- **What is expected**
Every line below that mentions the word "乙方包工" should be copied out.

START Material provided

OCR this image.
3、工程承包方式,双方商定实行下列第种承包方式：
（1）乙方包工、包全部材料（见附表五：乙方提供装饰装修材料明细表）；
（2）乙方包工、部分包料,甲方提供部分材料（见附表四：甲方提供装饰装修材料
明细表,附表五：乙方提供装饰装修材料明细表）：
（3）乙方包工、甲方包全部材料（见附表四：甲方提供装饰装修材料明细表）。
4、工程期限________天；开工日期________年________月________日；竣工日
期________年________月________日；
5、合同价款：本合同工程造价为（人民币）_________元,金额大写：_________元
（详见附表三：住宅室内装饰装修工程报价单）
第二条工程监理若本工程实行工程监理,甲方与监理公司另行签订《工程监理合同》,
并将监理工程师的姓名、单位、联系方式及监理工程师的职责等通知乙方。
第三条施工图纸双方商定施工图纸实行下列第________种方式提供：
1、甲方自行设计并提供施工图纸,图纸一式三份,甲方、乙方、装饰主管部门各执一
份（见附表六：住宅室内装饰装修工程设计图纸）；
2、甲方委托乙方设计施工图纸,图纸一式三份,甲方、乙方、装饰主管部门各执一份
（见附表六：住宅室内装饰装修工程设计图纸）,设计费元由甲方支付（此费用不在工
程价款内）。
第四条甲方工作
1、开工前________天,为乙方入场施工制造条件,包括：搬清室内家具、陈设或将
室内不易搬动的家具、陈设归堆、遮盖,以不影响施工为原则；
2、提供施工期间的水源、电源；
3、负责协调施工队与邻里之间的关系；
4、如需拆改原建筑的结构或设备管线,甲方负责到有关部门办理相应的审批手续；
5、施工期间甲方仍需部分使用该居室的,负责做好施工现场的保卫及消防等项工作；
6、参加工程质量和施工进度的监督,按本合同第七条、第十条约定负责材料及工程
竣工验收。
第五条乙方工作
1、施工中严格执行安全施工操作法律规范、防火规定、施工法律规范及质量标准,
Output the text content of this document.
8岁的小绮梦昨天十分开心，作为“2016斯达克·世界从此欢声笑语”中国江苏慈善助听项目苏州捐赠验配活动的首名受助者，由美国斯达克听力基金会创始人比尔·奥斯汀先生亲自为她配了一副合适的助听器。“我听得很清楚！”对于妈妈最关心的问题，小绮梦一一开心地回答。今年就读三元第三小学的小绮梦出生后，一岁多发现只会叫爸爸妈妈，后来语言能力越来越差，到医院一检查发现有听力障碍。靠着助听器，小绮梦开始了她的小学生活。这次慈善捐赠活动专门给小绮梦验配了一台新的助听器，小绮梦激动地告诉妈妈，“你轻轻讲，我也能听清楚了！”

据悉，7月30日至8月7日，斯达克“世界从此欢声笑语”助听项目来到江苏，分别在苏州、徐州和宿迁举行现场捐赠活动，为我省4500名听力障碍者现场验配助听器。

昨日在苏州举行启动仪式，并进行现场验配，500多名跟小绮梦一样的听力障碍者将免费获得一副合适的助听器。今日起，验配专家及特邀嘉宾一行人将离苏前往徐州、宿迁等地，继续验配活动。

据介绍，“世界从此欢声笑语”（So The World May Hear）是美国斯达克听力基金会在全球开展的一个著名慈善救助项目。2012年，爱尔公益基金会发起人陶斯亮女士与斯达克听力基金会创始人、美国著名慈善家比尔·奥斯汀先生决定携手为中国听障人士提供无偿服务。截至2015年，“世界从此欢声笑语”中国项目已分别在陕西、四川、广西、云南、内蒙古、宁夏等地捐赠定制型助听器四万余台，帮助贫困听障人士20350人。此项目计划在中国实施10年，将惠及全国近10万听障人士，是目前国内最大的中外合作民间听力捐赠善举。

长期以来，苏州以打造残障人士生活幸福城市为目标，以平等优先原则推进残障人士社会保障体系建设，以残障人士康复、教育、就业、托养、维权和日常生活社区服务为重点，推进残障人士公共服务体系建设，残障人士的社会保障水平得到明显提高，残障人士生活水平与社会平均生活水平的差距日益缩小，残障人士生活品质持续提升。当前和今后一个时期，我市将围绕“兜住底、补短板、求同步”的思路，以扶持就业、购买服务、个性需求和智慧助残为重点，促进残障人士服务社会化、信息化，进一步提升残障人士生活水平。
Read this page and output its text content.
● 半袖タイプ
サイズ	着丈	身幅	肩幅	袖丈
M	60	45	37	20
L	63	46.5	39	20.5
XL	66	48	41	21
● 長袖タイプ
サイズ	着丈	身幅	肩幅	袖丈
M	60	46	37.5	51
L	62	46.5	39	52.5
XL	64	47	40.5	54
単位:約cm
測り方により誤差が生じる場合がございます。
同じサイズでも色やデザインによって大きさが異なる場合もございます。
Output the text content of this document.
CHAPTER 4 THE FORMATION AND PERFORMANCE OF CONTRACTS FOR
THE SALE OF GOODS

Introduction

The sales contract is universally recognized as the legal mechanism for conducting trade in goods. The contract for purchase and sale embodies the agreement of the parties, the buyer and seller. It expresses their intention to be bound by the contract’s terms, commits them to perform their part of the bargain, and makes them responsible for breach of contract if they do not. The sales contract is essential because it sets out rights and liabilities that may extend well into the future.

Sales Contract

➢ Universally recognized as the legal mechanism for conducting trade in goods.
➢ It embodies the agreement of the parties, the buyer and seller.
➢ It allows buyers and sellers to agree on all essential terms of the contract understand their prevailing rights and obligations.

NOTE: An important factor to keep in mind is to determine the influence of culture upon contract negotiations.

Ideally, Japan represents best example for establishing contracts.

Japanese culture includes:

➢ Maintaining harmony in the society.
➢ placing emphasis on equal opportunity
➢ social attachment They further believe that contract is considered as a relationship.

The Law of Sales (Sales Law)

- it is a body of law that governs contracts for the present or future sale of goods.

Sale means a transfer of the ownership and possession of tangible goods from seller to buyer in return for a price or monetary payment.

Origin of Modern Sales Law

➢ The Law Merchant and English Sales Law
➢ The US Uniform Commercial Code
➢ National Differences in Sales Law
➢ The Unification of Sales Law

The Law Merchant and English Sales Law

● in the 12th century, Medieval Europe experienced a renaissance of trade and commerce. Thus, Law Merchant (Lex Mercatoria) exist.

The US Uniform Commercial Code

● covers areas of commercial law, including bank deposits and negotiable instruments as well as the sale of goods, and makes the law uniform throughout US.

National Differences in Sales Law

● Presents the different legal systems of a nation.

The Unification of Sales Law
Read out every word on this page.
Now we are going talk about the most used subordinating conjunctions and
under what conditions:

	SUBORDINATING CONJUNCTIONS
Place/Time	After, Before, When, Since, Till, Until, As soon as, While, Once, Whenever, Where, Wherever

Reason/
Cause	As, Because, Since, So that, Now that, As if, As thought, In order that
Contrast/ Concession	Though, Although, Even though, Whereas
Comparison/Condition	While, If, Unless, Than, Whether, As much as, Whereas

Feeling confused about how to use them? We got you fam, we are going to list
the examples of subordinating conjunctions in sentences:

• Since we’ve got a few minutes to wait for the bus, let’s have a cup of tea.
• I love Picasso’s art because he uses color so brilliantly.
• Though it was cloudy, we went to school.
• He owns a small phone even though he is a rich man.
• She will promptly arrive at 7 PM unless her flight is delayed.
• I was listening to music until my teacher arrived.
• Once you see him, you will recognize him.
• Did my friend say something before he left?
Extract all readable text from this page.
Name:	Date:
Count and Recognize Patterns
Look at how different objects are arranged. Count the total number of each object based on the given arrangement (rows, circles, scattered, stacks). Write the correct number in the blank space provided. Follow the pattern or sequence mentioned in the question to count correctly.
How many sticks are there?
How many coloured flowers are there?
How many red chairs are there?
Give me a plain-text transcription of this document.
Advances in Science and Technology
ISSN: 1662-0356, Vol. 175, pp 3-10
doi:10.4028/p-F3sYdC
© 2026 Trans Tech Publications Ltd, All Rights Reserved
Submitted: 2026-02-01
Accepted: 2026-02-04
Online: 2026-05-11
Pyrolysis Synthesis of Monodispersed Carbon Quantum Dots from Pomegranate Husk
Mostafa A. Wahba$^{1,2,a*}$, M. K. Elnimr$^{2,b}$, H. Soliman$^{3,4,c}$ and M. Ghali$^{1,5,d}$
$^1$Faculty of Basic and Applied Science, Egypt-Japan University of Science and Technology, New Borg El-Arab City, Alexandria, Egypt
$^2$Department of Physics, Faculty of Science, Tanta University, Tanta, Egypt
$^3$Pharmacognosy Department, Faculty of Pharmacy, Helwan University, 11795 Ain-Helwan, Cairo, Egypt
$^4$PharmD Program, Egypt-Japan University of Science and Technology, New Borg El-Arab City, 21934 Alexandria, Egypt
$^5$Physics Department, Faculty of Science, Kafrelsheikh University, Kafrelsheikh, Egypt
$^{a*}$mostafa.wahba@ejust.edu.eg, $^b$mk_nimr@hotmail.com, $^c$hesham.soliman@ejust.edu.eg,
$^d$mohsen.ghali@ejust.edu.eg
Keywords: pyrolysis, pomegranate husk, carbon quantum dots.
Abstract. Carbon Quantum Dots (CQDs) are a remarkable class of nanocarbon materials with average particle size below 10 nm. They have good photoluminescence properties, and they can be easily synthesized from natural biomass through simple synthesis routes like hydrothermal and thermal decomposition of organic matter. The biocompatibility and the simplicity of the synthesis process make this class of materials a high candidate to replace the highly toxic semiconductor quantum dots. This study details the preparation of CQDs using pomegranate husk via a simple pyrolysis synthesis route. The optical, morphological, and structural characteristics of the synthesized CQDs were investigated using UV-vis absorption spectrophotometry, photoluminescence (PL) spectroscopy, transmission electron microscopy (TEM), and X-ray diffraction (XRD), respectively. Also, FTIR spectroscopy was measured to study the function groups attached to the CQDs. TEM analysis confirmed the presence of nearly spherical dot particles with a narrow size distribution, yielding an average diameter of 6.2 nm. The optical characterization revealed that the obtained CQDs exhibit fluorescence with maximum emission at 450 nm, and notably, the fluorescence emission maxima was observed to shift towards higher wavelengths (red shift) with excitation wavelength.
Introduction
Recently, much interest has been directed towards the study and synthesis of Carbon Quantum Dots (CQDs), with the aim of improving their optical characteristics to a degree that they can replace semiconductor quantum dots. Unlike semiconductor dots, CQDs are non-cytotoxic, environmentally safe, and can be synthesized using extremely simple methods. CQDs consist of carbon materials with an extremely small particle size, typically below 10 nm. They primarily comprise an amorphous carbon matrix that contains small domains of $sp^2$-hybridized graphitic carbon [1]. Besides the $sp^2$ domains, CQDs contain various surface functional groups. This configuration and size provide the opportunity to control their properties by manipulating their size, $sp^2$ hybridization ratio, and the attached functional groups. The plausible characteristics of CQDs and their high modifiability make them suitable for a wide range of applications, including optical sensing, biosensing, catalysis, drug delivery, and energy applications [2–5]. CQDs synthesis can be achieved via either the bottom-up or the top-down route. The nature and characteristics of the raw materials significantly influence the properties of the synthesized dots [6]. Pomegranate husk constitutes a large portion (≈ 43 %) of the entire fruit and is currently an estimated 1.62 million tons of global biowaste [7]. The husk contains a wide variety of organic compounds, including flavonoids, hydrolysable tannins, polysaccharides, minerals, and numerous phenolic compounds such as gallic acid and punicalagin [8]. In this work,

END Material provided

- **Written response**
（1）乙方包工、包全部材料（见附表五：乙方提供装饰装修材料明细表）；
（2）乙方包工、部分包料,甲方提供部分材料（见附表四：甲方提供装饰装修材料
（3）乙方包工、甲方包全部材料（见附表四：甲方提供装饰装修材料明细表）。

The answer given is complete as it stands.